*What is required*: Continue the twi-ny interview with Paul Rome and Roarke Menzies, picking up right after its last line.

*Source document*:
-=-=-=-=-

TWI-NY TALK: PAUL ROME AND ROARKE MENZIES

Paul Rome and Roarke Menzies

Writer Paul Rome and composer Roarke Menzies have collaborated on new audio fiction work (photo by Joshua Simpson)

COMPOSERS NOW FESTIVAL: PHILADELPHIA AND OTHER STORIES
Walkerspace
46 Walker St. between Church St. & Broadway
Wednesday – Saturday, February 11-21, 8:00
www.philadelphiaandotherstories.com

It’s a match made in Brooklyn. Writer Paul Rome and composer Roarke Menzies got to know each other at the Wyckoff Starr Coffee Shop in Bushwick, where Rome works as manager. Soon they were collaborating, working on audiocentric stage presentations that were written and performed by Rome, with an electronic score composed and played live by Menzies. They first worked together on the radio play And Once Again, followed by the audio epic The You Trilogy, a series of monologues about a fiction writer created for online streaming and download. For their next project, Calypso, Rome and Menzies took to the stage of the Bushwick Starr to investigate Homer and Virgil, young love and a tandem bicycle ride. They are now collaborating on Philadelphia and Other Stories, a collection of short pieces that is moving to Walkerspace in downtown Manhattan following a sold-out run at the Bushwick Starr. The work, which mythologizes memory, will be performed by Rome and Menzies, along with actress Katie Schottland and songs by Katie Mullins and David Kammerer. Rome, whose debut novel, We All Sleep in the Same Room, was longlisted for the 2014 PEN/Bingham Prize for debut fiction, and Menzies, who composes scores for such choreographers as Adam H. Weinert, Adam Barruch, and Jack Ferver, recently discussed their creative process, the City of Brotherly Love, and making the move from Brooklyn to the Big Apple as they prepared for the Manhattan debut of Philadelphia and Other Stories, part of the month-long Composers Now Festival.

twi-ny: How did the two of you meet?

-=-=-=-=-

*Dataset excerpt*:
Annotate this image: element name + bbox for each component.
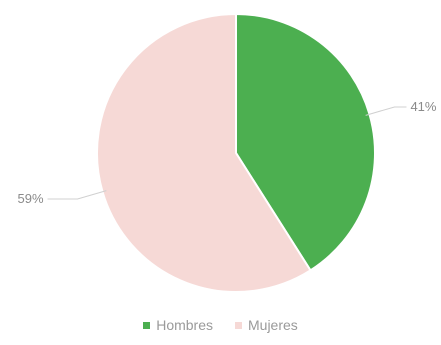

-=-=-=-=-

*Expected output*:
Roarke Menzies: Paul and I were neighbors for a long time in Bushwick. He kept mentioning this “radio play” he was working on at the time. This was early 2010. We’d bump into each other pretty often at the coffee shop. One day he asked me to come over and listen to what he had. I was immediately into it. The writing was really strong and I just saw so much potential in developing this format. It had certain similarities to things I was familiar with from experimental theater and contemporary performance practices, but the way it zeroed in on the sound world, and more specifically the audio world — the microphonic voice, recorded sounds, everything mediated by loudspeaker and transistor — felt particularly vital and fresh. It was right up my alley.

Paul Rome: The only thing I’d ever heard of Roarke’s was a participatory improvisation at this salon my ex-girlfriend used to host in our living room. He passed out three or four Walkmen with these prerecorded textural patterns on them and people could manipulate the sounds by rewinding or fast-forwarding or changing the tape speed while he listened and did a vocal improvisation with effect pedals. It worked really beautifully.

twi-ny: What initially made you want to work together?

PR:I was really impressed by Roarke that first day he came over to listen to my radio play, And Once Again. He was really supportive and enthusiastic and seemed to intuitively get what I was trying to accomplish. He’s also technically capable in ways I’m not, so he was able to do things like mixing and rearranging my music, coaching my performance and really helping to turn a piece of text into a work for the stage. We became close friends during that project.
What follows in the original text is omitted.